Exercise prompt: Select the lines of the records containing the word "مسألة" and list them.

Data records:
..........

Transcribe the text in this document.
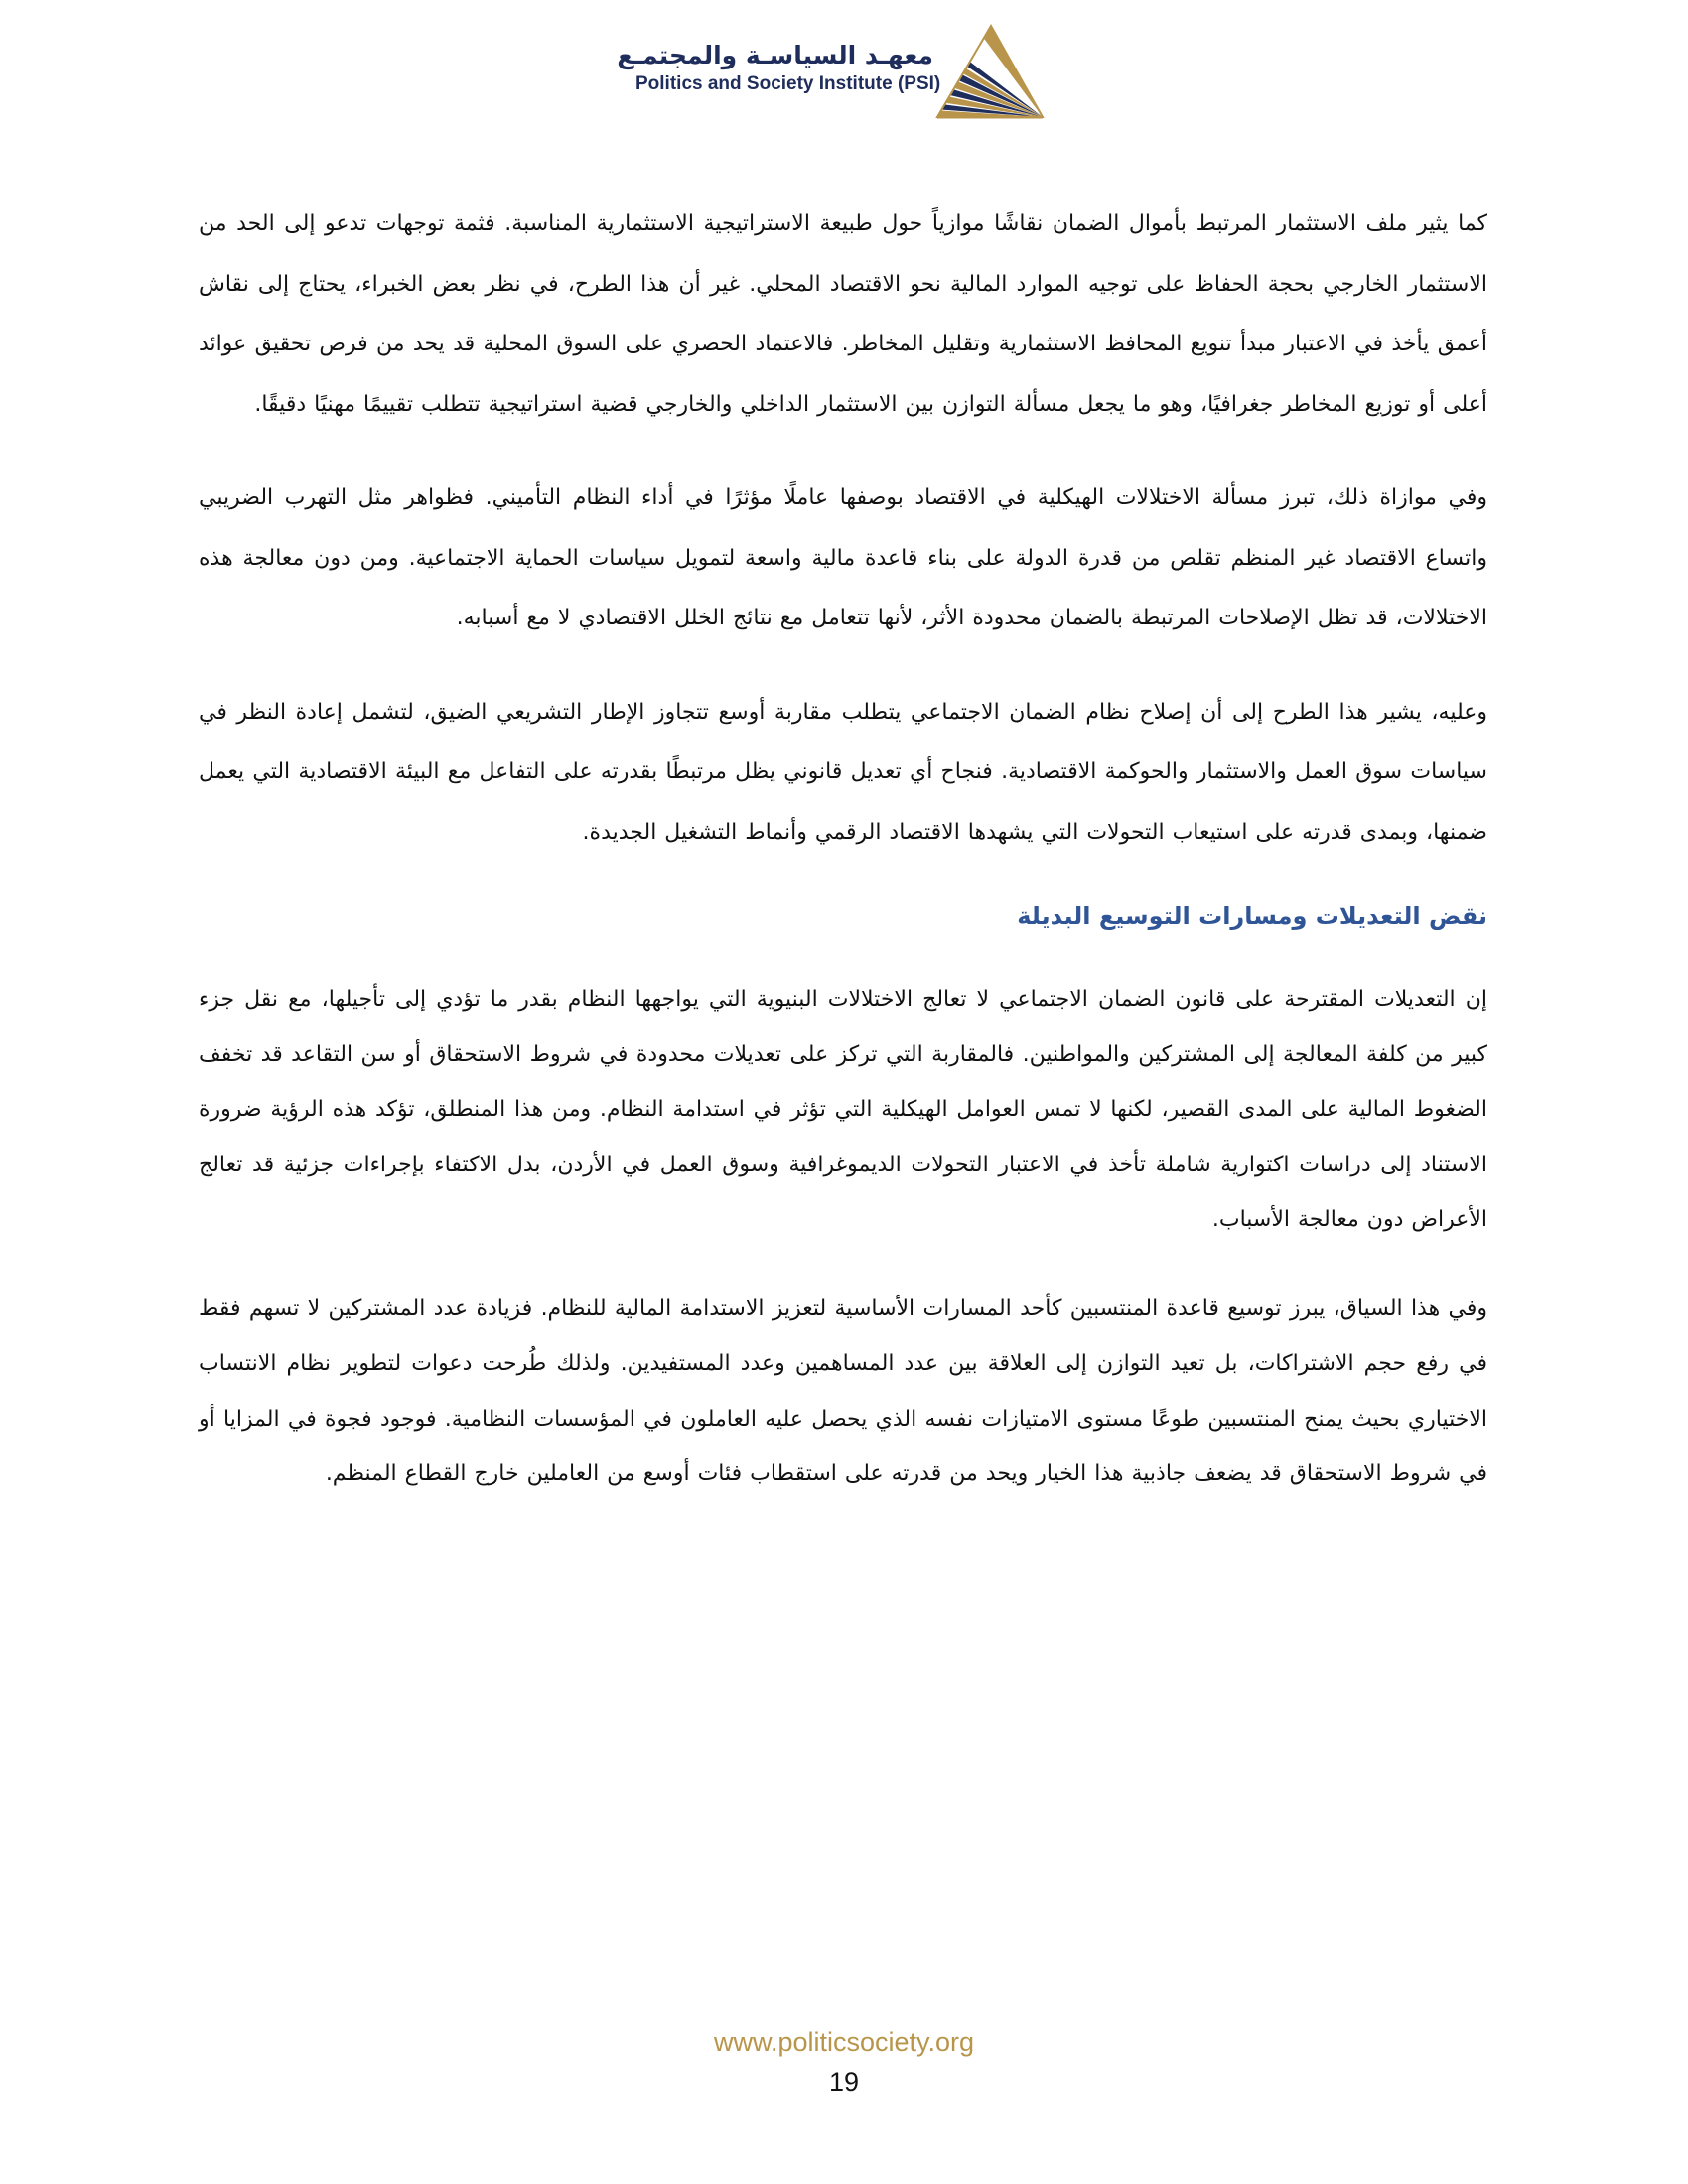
معهـد السياسـة والمجتمـع
Politics and Society Institute (PSI)

كما يثير ملف الاستثمار المرتبط بأموال الضمان نقاشًا موازياً حول طبيعة الاستراتيجية الاستثمارية المناسبة. فثمة توجهات تدعو إلى الحد من الاستثمار الخارجي بحجة الحفاظ على توجيه الموارد المالية نحو الاقتصاد المحلي. غير أن هذا الطرح، في نظر بعض الخبراء، يحتاج إلى نقاش أعمق يأخذ في الاعتبار مبدأ تنويع المحافظ الاستثمارية وتقليل المخاطر. فالاعتماد الحصري على السوق المحلية قد يحد من فرص تحقيق عوائد أعلى أو توزيع المخاطر جغرافيًا، وهو ما يجعل مسألة التوازن بين الاستثمار الداخلي والخارجي قضية استراتيجية تتطلب تقييمًا مهنيًا دقيقًا.

وفي موازاة ذلك، تبرز مسألة الاختلالات الهيكلية في الاقتصاد بوصفها عاملًا مؤثرًا في أداء النظام التأميني. فظواهر مثل التهرب الضريبي واتساع الاقتصاد غير المنظم تقلص من قدرة الدولة على بناء قاعدة مالية واسعة لتمويل سياسات الحماية الاجتماعية. ومن دون معالجة هذه الاختلالات، قد تظل الإصلاحات المرتبطة بالضمان محدودة الأثر، لأنها تتعامل مع نتائج الخلل الاقتصادي لا مع أسبابه.

وعليه، يشير هذا الطرح إلى أن إصلاح نظام الضمان الاجتماعي يتطلب مقاربة أوسع تتجاوز الإطار التشريعي الضيق، لتشمل إعادة النظر في سياسات سوق العمل والاستثمار والحوكمة الاقتصادية. فنجاح أي تعديل قانوني يظل مرتبطًا بقدرته على التفاعل مع البيئة الاقتصادية التي يعمل ضمنها، وبمدى قدرته على استيعاب التحولات التي يشهدها الاقتصاد الرقمي وأنماط التشغيل الجديدة.

نقض التعديلات ومسارات التوسيع البديلة

إن التعديلات المقترحة على قانون الضمان الاجتماعي لا تعالج الاختلالات البنيوية التي يواجهها النظام بقدر ما تؤدي إلى تأجيلها، مع نقل جزء كبير من كلفة المعالجة إلى المشتركين والمواطنين. فالمقاربة التي تركز على تعديلات محدودة في شروط الاستحقاق أو سن التقاعد قد تخفف الضغوط المالية على المدى القصير، لكنها لا تمس العوامل الهيكلية التي تؤثر في استدامة النظام. ومن هذا المنطلق، تؤكد هذه الرؤية ضرورة الاستناد إلى دراسات اكتوارية شاملة تأخذ في الاعتبار التحولات الديموغرافية وسوق العمل في الأردن، بدل الاكتفاء بإجراءات جزئية قد تعالج الأعراض دون معالجة الأسباب.

وفي هذا السياق، يبرز توسيع قاعدة المنتسبين كأحد المسارات الأساسية لتعزيز الاستدامة المالية للنظام. فزيادة عدد المشتركين لا تسهم فقط في رفع حجم الاشتراكات، بل تعيد التوازن إلى العلاقة بين عدد المساهمين وعدد المستفيدين. ولذلك طُرحت دعوات لتطوير نظام الانتساب الاختياري بحيث يمنح المنتسبين طوعًا مستوى الامتيازات نفسه الذي يحصل عليه العاملون في المؤسسات النظامية. فوجود فجوة في المزايا أو في شروط الاستحقاق قد يضعف جاذبية هذا الخيار ويحد من قدرته على استقطاب فئات أوسع من العاملين خارج القطاع المنظم.

www.politicsociety.org
19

..........

Answer to the task:
كما يثير ملف الاستثمار المرتبط بأموال الضمان نقاشًا موازياً حول طبيعة الاستراتيجية الاستثمارية المناسبة. فثمة توجهات تدعو إلى الحد من الاستثمار الخارجي بحجة الحفاظ على توجيه الموارد المالية نحو الاقتصاد المحلي. غير أن هذا الطرح، في نظر بعض الخبراء، يحتاج إلى نقاش أعمق يأخذ في الاعتبار مبدأ تنويع المحافظ الاستثمارية وتقليل المخاطر. فالاعتماد الحصري على السوق المحلية قد يحد من فرص تحقيق عوائد أعلى أو توزيع المخاطر جغرافيًا، وهو ما يجعل مسألة التوازن بين الاستثمار الداخلي والخارجي قضية استراتيجية تتطلب تقييمًا مهنيًا دقيقًا.
وفي موازاة ذلك، تبرز مسألة الاختلالات الهيكلية في الاقتصاد بوصفها عاملًا مؤثرًا في أداء النظام التأميني. فظواهر مثل التهرب الضريبي واتساع الاقتصاد غير المنظم تقلص من قدرة الدولة على بناء قاعدة مالية واسعة لتمويل سياسات الحماية الاجتماعية. ومن دون معالجة هذه الاختلالات، قد تظل الإصلاحات المرتبطة بالضمان محدودة الأثر، لأنها تتعامل مع نتائج الخلل الاقتصادي لا مع أسبابه.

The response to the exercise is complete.